Dataset excerpts
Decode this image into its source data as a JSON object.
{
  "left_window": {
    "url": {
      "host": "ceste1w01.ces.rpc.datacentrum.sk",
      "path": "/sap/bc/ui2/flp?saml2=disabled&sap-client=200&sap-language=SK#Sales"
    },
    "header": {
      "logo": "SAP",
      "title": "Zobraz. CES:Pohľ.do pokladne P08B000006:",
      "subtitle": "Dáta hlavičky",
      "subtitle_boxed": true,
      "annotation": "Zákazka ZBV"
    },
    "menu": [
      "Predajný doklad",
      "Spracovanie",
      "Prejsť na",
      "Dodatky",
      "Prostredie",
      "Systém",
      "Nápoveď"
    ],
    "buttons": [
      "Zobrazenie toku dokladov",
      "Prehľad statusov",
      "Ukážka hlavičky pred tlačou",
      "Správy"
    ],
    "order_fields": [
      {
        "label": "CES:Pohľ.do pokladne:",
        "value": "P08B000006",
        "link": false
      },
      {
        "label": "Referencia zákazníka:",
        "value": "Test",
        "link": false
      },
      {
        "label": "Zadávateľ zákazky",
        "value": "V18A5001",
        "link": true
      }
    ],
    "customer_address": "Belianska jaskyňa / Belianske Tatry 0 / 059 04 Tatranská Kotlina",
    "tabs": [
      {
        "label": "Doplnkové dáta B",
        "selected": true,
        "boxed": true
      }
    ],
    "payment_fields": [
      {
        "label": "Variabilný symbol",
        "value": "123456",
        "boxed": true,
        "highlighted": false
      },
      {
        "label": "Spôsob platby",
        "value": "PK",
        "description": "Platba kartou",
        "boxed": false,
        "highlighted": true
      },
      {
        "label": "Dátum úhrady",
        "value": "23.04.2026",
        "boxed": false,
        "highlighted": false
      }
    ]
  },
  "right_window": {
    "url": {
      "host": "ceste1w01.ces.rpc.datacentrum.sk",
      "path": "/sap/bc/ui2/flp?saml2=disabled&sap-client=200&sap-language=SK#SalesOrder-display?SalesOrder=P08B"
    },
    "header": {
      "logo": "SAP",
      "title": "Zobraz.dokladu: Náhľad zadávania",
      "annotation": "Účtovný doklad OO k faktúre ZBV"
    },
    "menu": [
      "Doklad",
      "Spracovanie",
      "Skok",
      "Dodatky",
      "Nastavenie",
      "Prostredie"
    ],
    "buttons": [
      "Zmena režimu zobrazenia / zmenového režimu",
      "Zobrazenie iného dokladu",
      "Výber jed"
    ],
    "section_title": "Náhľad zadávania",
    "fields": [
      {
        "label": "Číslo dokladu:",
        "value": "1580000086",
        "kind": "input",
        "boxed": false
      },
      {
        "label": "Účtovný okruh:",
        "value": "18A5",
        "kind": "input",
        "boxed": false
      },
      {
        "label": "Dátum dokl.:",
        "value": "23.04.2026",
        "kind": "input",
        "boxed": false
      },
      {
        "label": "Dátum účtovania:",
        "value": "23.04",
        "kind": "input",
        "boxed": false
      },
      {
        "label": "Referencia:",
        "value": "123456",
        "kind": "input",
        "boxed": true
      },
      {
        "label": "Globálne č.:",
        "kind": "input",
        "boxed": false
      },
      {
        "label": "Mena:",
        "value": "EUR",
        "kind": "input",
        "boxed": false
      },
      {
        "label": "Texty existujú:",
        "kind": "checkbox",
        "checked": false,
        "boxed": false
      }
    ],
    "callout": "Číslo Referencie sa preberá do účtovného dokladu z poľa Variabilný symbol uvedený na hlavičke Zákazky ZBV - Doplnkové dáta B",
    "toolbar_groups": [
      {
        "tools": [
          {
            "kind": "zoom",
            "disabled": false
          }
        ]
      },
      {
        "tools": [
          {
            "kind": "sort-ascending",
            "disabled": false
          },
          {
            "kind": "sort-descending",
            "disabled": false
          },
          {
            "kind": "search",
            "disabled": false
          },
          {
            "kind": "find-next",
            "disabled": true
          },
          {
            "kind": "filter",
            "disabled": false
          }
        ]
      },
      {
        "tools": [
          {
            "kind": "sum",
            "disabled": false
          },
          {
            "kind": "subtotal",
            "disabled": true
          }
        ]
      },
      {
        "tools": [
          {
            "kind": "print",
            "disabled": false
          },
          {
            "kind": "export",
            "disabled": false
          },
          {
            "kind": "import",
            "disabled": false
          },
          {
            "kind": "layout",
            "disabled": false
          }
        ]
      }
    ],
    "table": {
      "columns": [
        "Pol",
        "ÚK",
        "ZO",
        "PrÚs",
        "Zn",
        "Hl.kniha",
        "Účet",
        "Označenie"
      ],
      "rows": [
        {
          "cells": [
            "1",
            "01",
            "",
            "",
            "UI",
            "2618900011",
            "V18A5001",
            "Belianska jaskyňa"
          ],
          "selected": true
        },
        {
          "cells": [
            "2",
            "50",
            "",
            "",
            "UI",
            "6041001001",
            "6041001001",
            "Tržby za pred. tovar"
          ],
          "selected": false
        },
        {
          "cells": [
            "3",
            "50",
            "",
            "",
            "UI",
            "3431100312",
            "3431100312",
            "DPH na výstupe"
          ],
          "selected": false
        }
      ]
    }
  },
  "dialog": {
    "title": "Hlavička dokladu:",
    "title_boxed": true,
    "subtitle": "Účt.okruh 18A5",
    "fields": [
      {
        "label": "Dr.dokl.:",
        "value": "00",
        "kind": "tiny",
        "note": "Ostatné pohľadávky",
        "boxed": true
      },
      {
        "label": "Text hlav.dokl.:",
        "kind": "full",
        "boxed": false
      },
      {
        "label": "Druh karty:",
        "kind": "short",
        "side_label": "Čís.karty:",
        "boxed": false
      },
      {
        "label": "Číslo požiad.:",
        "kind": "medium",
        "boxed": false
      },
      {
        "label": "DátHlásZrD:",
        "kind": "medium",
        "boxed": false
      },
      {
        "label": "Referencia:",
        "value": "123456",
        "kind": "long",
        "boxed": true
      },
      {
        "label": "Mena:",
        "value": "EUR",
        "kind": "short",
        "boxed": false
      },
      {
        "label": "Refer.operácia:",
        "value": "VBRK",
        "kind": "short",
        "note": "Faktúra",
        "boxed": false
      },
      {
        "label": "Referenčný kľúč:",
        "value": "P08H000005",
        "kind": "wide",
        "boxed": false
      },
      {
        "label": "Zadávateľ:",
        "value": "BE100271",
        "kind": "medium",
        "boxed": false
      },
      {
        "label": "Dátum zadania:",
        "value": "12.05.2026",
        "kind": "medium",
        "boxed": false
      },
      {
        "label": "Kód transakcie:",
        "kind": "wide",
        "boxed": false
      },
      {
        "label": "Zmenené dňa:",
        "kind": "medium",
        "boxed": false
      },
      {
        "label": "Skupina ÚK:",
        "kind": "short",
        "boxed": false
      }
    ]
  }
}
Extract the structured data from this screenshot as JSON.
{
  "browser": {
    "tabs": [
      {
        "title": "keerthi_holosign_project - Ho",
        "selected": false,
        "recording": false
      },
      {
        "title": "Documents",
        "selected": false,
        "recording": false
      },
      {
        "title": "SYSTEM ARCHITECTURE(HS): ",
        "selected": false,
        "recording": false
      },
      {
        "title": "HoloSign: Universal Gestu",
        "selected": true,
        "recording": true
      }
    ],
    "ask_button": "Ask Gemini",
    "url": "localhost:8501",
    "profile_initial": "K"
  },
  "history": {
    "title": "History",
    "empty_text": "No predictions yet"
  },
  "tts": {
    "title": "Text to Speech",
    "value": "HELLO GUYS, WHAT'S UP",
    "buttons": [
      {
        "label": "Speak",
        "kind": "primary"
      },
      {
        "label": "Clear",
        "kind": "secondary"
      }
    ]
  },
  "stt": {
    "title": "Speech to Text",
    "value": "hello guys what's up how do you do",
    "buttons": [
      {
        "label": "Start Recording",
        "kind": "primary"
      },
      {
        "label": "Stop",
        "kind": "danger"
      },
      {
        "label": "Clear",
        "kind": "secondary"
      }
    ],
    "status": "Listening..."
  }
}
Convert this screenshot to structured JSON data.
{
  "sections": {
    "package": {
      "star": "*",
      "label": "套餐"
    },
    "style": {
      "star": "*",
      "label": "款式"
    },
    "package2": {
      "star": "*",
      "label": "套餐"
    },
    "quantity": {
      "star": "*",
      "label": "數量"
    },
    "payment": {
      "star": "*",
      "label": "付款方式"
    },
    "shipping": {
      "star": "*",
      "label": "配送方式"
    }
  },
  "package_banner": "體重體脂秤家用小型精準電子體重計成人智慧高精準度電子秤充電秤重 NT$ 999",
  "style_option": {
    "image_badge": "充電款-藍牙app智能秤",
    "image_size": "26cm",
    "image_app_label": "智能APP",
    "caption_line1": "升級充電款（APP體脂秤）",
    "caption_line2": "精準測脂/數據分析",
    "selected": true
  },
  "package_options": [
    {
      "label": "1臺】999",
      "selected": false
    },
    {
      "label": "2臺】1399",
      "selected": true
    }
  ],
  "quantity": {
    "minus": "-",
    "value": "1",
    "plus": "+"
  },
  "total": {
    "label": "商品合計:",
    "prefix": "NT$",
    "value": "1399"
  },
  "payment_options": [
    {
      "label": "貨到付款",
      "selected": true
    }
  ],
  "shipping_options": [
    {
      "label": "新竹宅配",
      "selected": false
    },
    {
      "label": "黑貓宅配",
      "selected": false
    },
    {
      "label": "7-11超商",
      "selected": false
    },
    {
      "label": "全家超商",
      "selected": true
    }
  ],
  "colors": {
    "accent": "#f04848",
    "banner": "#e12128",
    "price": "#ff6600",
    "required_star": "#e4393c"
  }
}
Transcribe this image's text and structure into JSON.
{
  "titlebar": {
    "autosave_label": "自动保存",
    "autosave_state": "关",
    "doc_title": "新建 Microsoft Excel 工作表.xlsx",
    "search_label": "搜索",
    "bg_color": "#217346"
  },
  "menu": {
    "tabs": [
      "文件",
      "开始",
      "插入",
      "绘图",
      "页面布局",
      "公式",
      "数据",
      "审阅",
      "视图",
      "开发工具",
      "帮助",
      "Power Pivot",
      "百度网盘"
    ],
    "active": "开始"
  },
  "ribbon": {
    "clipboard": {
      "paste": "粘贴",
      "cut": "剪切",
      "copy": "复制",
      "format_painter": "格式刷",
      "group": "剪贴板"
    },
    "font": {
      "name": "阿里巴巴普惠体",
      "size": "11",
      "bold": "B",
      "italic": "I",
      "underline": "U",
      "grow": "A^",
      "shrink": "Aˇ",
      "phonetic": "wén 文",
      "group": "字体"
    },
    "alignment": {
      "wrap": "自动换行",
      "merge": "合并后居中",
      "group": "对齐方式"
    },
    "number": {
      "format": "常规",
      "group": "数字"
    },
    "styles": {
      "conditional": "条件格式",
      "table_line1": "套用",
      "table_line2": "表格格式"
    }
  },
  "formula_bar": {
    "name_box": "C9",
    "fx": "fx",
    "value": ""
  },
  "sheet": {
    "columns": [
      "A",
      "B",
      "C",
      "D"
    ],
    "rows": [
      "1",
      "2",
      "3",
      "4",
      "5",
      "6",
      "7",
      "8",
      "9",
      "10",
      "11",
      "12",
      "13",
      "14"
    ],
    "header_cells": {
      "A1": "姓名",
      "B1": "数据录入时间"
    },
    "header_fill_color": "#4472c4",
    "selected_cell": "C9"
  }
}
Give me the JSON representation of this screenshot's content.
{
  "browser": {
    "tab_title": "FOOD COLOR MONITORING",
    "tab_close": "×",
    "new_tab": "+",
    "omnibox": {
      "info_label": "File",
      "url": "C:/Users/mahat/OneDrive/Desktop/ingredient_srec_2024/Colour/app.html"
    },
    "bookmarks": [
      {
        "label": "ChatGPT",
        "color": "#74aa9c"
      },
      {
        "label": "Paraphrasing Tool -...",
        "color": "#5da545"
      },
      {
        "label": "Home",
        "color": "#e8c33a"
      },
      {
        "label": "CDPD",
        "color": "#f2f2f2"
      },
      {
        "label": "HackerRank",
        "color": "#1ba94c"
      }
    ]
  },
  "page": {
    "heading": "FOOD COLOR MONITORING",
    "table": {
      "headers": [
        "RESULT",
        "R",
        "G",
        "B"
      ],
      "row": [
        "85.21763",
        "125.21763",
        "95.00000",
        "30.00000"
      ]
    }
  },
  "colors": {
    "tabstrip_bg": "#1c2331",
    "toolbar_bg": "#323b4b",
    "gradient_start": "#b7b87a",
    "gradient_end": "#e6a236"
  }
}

*What you will do*.
How many lines of the data contain the word "hlavičky"? Answer with the number alone.

*Output*.
2